**Problem requirements:**
Reproduce the records word for word, starting at their first line and ending with the line that contains "List each element". Omit the pictures.

-------- Provided records --------

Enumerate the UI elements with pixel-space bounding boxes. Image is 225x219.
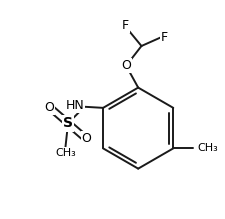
Text: CH₃: CH₃ [196,143,217,153]
Text: O: O [44,101,54,114]
Text: O: O [121,59,130,72]
Text: F: F [160,31,167,44]
Text: CH₃: CH₃ [55,148,75,158]
Text: F: F [121,19,128,32]
Text: S: S [63,116,73,130]
Text: HN: HN [65,99,84,112]
Text: O: O [81,132,91,145]
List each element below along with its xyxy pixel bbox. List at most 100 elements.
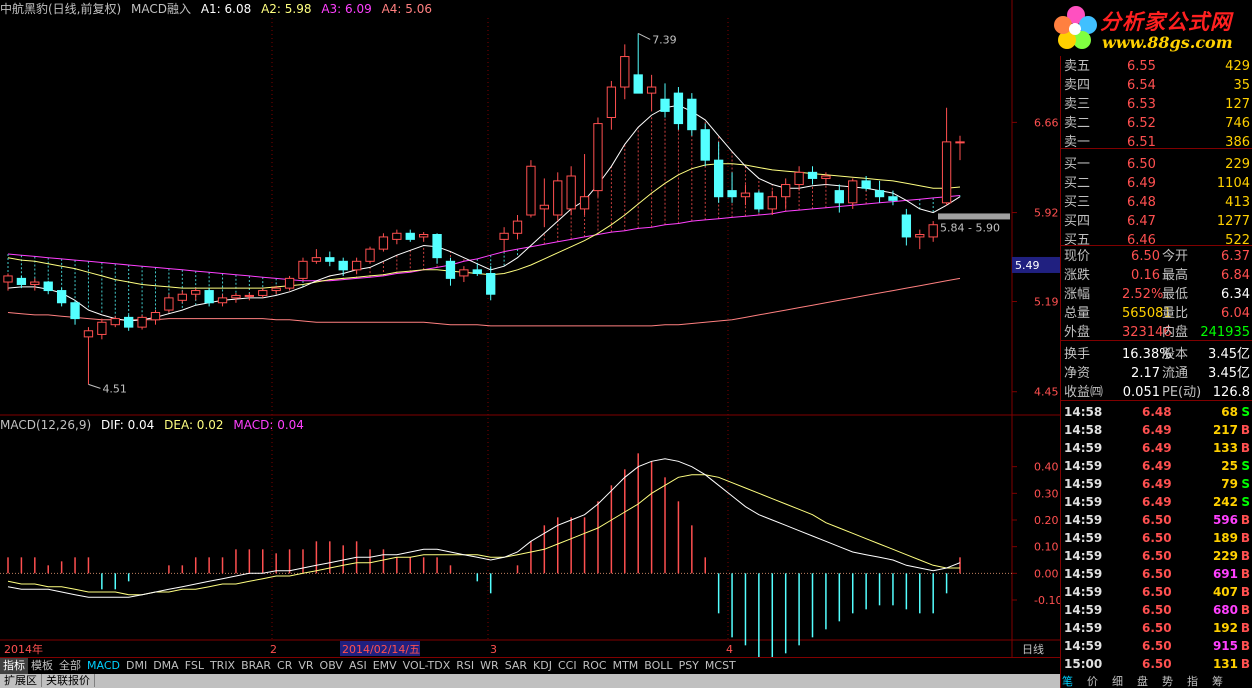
tab-sar[interactable]: SAR — [504, 659, 528, 672]
level-label: 卖一 — [1064, 135, 1091, 150]
right-tab[interactable]: 盘 — [1137, 675, 1148, 688]
level-label: 买二 — [1064, 176, 1091, 191]
candle — [687, 93, 697, 136]
tick-volume: 229 — [1212, 549, 1238, 563]
candle — [298, 257, 308, 281]
right-tab[interactable]: 筹 — [1212, 675, 1223, 688]
current-price-box — [1012, 256, 1060, 273]
tab-asi[interactable]: ASI — [348, 659, 367, 672]
tab-dmi[interactable]: DMI — [125, 659, 148, 672]
tab-emv[interactable]: EMV — [372, 659, 397, 672]
candle-body — [700, 129, 710, 161]
macd-tick-label: 0.10 — [1034, 541, 1059, 554]
indicator-tabs: 指标 模板 全部 MACD DMI DMA FSL TRIX BRAR CR VR OBV ASI EMV… — [0, 657, 1060, 675]
macd-value: MACD: 0.04 — [233, 418, 304, 432]
candle — [606, 80, 617, 130]
candle-body — [727, 190, 737, 198]
candle — [579, 154, 590, 215]
right-tab[interactable]: 细 — [1112, 675, 1123, 688]
stat-key: 换手 — [1064, 347, 1091, 362]
tick-price: 6.49 — [1142, 423, 1172, 437]
tick-side: S — [1241, 477, 1250, 491]
candle — [633, 33, 643, 94]
tab-fsl[interactable]: FSL — [184, 659, 204, 672]
level-price: 6.50 — [1127, 157, 1156, 172]
tab-obv[interactable]: OBV — [319, 659, 343, 672]
tab-rsi[interactable]: RSI — [456, 659, 475, 672]
candle-body — [164, 297, 174, 311]
candle — [419, 232, 429, 242]
candle — [861, 176, 871, 191]
indicator-name: MACD融入 — [131, 2, 191, 16]
candle-body — [311, 257, 322, 262]
stat-value: 2.17 — [1131, 366, 1160, 381]
tab-指标[interactable]: 指标 — [0, 658, 28, 674]
candle — [807, 166, 818, 185]
tab-kdj[interactable]: KDJ — [533, 659, 552, 672]
candle-body — [150, 312, 161, 321]
candle-body — [754, 192, 764, 210]
candle — [124, 314, 134, 331]
tab-wr[interactable]: WR — [480, 659, 499, 672]
right-tab[interactable]: 价 — [1087, 675, 1098, 688]
tab-macd[interactable]: MACD — [87, 659, 120, 672]
right-tab[interactable]: 指 — [1187, 675, 1198, 688]
macd-header: MACD(12,26,9) DIF: 0.04 DEA: 0.02 MACD: … — [0, 416, 310, 434]
tab-vol-tdx[interactable]: VOL-TDX — [402, 659, 451, 672]
stat-row: 涨幅 2.52% 最低 6.34 — [1062, 285, 1252, 304]
high-marker — [637, 32, 651, 40]
candle — [110, 316, 120, 328]
tab-mcst[interactable]: MCST — [704, 659, 736, 672]
tab-trix[interactable]: TRIX — [209, 659, 236, 672]
tab-roc[interactable]: ROC — [582, 659, 607, 672]
tick-row: 14:59 6.50 407 B — [1062, 583, 1252, 601]
tick-side: B — [1240, 585, 1250, 599]
candle-body — [606, 86, 617, 118]
bid-row: 买二 6.49 1104 — [1062, 174, 1252, 193]
right-tab[interactable]: 笔 — [1062, 675, 1073, 688]
tick-volume: 680 — [1212, 603, 1238, 617]
tab-psy[interactable]: PSY — [678, 659, 699, 672]
tab-dma[interactable]: DMA — [153, 659, 179, 672]
tick-volume: 242 — [1212, 495, 1238, 509]
a2-value: A2: 5.98 — [261, 2, 312, 16]
macd-tick-label: 0.00 — [1034, 567, 1059, 580]
candle-body — [351, 260, 362, 271]
tab-全部[interactable]: 全部 — [59, 659, 81, 672]
linked-quote-tab[interactable]: 关联报价 — [42, 674, 95, 687]
tab-cci[interactable]: CCI — [557, 659, 577, 672]
price-tick-label: 5.19 — [1034, 296, 1059, 309]
candle-body — [459, 269, 469, 277]
stat-key: 涨跌 — [1064, 268, 1091, 283]
candle — [16, 275, 27, 289]
candle-body — [325, 257, 335, 262]
tick-time: 14:59 — [1064, 531, 1103, 545]
ext-area-tab[interactable]: 扩展区 — [0, 674, 42, 687]
candle — [794, 166, 804, 191]
right-tab[interactable]: 势 — [1162, 675, 1173, 688]
candle-body — [231, 294, 241, 299]
candle — [781, 178, 791, 209]
logo: 分析家公式网 www.88gs.com — [1050, 0, 1252, 56]
chart-area[interactable]: 6.66 5.92 5.49 5.19 4.45 0.40 0.30 0.20 0.10 0.00… — [0, 0, 1060, 660]
tab-cr[interactable]: CR — [277, 659, 293, 672]
long-ma-line — [7, 163, 961, 289]
tab-mtm[interactable]: MTM — [612, 659, 639, 672]
candle-body — [30, 281, 40, 285]
tab-模板[interactable]: 模板 — [31, 659, 53, 672]
tick-time: 14:59 — [1064, 495, 1103, 509]
candle — [740, 184, 751, 206]
tab-boll[interactable]: BOLL — [644, 659, 673, 672]
candle-body — [874, 190, 885, 198]
candle — [539, 178, 549, 228]
level-price: 6.46 — [1127, 233, 1156, 248]
candle — [713, 141, 724, 203]
tick-volume: 596 — [1212, 513, 1238, 527]
bid-row: 买一 6.50 229 — [1062, 155, 1252, 174]
stat-value: 6.50 — [1131, 249, 1160, 264]
kline-chart[interactable]: 6.66 5.92 5.49 5.19 4.45 0.40 0.30 0.20 0.10 0.00… — [0, 0, 1060, 657]
level-price: 6.51 — [1127, 135, 1156, 150]
level-volume: 386 — [1225, 135, 1250, 150]
tab-vr[interactable]: VR — [298, 659, 314, 672]
tab-brar[interactable]: BRAR — [241, 659, 272, 672]
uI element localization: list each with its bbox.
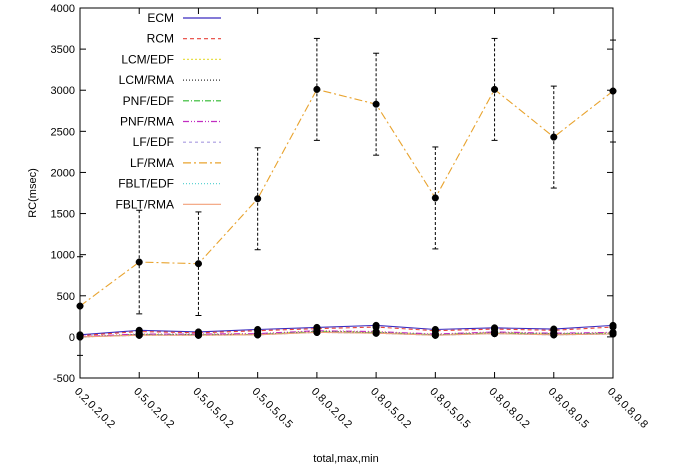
data-point <box>135 258 143 266</box>
y-tick-label: 0 <box>69 332 75 344</box>
data-point <box>135 331 143 339</box>
data-point <box>609 330 617 338</box>
data-point <box>313 85 321 93</box>
x-tick-label: 0.2,0.2,0.2 <box>72 386 117 431</box>
data-point <box>550 133 558 141</box>
x-tick-label: 0.8,0.8,0.8 <box>605 386 650 431</box>
data-point <box>550 331 558 339</box>
y-tick-label: 2000 <box>51 167 75 179</box>
x-tick-label: 0.8,0.5,0.2 <box>368 386 413 431</box>
y-tick-label: 500 <box>57 291 75 303</box>
x-tick-label: 0.5,0.2,0.2 <box>131 386 176 431</box>
series-fblt-rma <box>76 328 617 341</box>
legend: ECM RCM LCM/EDF LCM/RMA PNF/EDF PNF/RMA LF/EDF… <box>116 11 221 211</box>
legend-label: PNF/EDF <box>123 94 174 108</box>
series-line <box>79 88 614 307</box>
y-axis-title: RC(msec) <box>27 168 39 218</box>
data-point <box>372 329 380 337</box>
legend-label: PNF/RMA <box>120 115 174 129</box>
series-lf-rma <box>76 37 617 356</box>
y-tick-label: -500 <box>53 373 75 385</box>
legend-label: LCM/EDF <box>121 52 174 66</box>
series-line <box>79 330 614 338</box>
data-point <box>254 195 262 203</box>
legend-label: LF/RMA <box>130 156 174 170</box>
legend-label: LCM/RMA <box>119 73 174 87</box>
x-tick-label: 0.5,0.5,0.5 <box>250 386 295 431</box>
legend-label: LF/EDF <box>133 135 174 149</box>
x-axis-title: total,max,min <box>313 453 378 465</box>
series-line <box>79 326 614 337</box>
series-layer <box>76 37 617 356</box>
x-tick-label: 0.8,0.8,0.5 <box>546 386 591 431</box>
y-tick-label: 2500 <box>51 126 75 138</box>
y-tick-label: 4000 <box>51 3 75 15</box>
y-tick-label: 3500 <box>51 44 75 56</box>
legend-label: ECM <box>147 11 174 25</box>
y-axis: -500 0 500 1000 1500 2000 2500 3000 3500 4000 <box>51 3 613 385</box>
y-tick-label: 1000 <box>51 250 75 262</box>
legend-label: FBLT/EDF <box>118 177 174 191</box>
data-point <box>254 331 262 339</box>
legend-label: RCM <box>147 32 174 46</box>
legend-label: FBLT/RMA <box>116 197 174 211</box>
data-point <box>313 328 321 336</box>
series-line <box>79 331 614 338</box>
data-point <box>372 100 380 108</box>
x-tick-label: 0.5,0.5,0.2 <box>190 386 235 431</box>
plot-area-frame <box>79 7 614 379</box>
data-point <box>194 331 202 339</box>
data-point <box>194 260 202 268</box>
data-point <box>609 87 617 95</box>
y-tick-label: 3000 <box>51 85 75 97</box>
data-point <box>431 194 439 202</box>
x-tick-label: 0.8,0.8,0.2 <box>486 386 531 431</box>
series-line <box>79 324 614 336</box>
data-point <box>431 331 439 339</box>
x-tick-label: 0.8,0.2,0.2 <box>309 386 354 431</box>
data-point <box>491 85 499 93</box>
x-axis: 0.2,0.2,0.2 0.5,0.2,0.2 0.5,0.5,0.2 0.5,0.5… <box>72 8 650 431</box>
x-tick-label: 0.8,0.5,0.5 <box>427 386 472 431</box>
y-tick-label: 1500 <box>51 209 75 221</box>
data-point <box>76 302 84 310</box>
data-point <box>491 330 499 338</box>
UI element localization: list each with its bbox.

--------

**Response to the task:**
Enumerate the UI elements with pixel-space bounding boxes. Image is 225x219.
Text: CH₃: CH₃ [196,143,217,153]
Text: O: O [44,101,54,114]
Text: O: O [121,59,130,72]
Text: F: F [160,31,167,44]
Text: CH₃: CH₃ [55,148,75,158]
Text: F: F [121,19,128,32]
Text: S: S [63,116,73,130]
Text: HN: HN [65,99,84,112]
Text: O: O [81,132,91,145]
List each element below along with its xyxy pixel bbox. List at most 100 elements.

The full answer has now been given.